BEGIN Information given

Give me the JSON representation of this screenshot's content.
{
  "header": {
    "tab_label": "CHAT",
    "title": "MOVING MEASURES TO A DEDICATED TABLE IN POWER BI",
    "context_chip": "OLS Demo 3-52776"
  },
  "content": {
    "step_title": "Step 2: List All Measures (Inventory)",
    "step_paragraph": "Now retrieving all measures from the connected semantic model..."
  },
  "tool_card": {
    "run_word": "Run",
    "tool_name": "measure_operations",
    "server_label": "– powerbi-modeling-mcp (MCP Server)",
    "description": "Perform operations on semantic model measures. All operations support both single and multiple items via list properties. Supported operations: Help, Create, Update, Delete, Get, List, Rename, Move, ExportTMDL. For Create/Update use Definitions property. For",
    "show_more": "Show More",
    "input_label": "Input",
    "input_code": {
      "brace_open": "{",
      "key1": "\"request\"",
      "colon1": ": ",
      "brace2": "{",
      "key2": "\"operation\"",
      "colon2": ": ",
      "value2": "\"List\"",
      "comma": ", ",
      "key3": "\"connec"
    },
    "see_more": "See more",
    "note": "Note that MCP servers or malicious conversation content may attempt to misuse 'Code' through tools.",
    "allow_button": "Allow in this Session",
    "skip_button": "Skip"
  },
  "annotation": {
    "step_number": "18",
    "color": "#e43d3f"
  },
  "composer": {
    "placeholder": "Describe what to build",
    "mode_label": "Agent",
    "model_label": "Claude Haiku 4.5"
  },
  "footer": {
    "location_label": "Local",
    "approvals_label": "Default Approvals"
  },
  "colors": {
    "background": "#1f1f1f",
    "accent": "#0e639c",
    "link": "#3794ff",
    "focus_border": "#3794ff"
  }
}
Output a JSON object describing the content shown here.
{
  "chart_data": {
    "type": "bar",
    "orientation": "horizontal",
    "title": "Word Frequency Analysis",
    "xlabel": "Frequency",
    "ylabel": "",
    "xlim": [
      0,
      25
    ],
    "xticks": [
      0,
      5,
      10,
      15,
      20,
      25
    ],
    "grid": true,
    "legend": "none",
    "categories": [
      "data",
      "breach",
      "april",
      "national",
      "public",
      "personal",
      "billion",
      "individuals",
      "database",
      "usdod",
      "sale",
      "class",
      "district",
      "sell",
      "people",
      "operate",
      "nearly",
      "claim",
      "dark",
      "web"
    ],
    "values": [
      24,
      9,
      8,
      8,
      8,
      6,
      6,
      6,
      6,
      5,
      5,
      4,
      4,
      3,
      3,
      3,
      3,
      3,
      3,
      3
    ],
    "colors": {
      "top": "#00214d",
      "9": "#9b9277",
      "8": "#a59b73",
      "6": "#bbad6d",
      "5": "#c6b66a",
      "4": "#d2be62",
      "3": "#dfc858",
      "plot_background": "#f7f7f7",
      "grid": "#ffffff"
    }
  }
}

END Information given

Repeat the data in its entirety, character for character.

Give me the JSON representation of this screenshot's content.
{
  "header": {
    "tab_label": "CHAT",
    "title": "MOVING MEASURES TO A DEDICATED TABLE IN POWER BI",
    "context_chip": "OLS Demo 3-52776"
  },
  "content": {
    "step_title": "Step 2: List All Measures (Inventory)",
    "step_paragraph": "Now retrieving all measures from the connected semantic model..."
  },
  "tool_card": {
    "run_word": "Run",
    "tool_name": "measure_operations",
    "server_label": "– powerbi-modeling-mcp (MCP Server)",
    "description": "Perform operations on semantic model measures. All operations support both single and multiple items via list properties. Supported operations: Help, Create, Update, Delete, Get, List, Rename, Move, ExportTMDL. For Create/Update use Definitions property. For",
    "show_more": "Show More",
    "input_label": "Input",
    "input_code": {
      "brace_open": "{",
      "key1": "\"request\"",
      "colon1": ": ",
      "brace2": "{",
      "key2": "\"operation\"",
      "colon2": ": ",
      "value2": "\"List\"",
      "comma": ", ",
      "key3": "\"connec"
    },
    "see_more": "See more",
    "note": "Note that MCP servers or malicious conversation content may attempt to misuse 'Code' through tools.",
    "allow_button": "Allow in this Session",
    "skip_button": "Skip"
  },
  "annotation": {
    "step_number": "18",
    "color": "#e43d3f"
  },
  "composer": {
    "placeholder": "Describe what to build",
    "mode_label": "Agent",
    "model_label": "Claude Haiku 4.5"
  },
  "footer": {
    "location_label": "Local",
    "approvals_label": "Default Approvals"
  },
  "colors": {
    "background": "#1f1f1f",
    "accent": "#0e639c",
    "link": "#3794ff",
    "focus_border": "#3794ff"
  }
}
Output a JSON object describing the content shown here.
{
  "chart_data": {
    "type": "bar",
    "orientation": "horizontal",
    "title": "Word Frequency Analysis",
    "xlabel": "Frequency",
    "ylabel": "",
    "xlim": [
      0,
      25
    ],
    "xticks": [
      0,
      5,
      10,
      15,
      20,
      25
    ],
    "grid": true,
    "legend": "none",
    "categories": [
      "data",
      "breach",
      "april",
      "national",
      "public",
      "personal",
      "billion",
      "individuals",
      "database",
      "usdod",
      "sale",
      "class",
      "district",
      "sell",
      "people",
      "operate",
      "nearly",
      "claim",
      "dark",
      "web"
    ],
    "values": [
      24,
      9,
      8,
      8,
      8,
      6,
      6,
      6,
      6,
      5,
      5,
      4,
      4,
      3,
      3,
      3,
      3,
      3,
      3,
      3
    ],
    "colors": {
      "top": "#00214d",
      "9": "#9b9277",
      "8": "#a59b73",
      "6": "#bbad6d",
      "5": "#c6b66a",
      "4": "#d2be62",
      "3": "#dfc858",
      "plot_background": "#f7f7f7",
      "grid": "#ffffff"
    }
  }
}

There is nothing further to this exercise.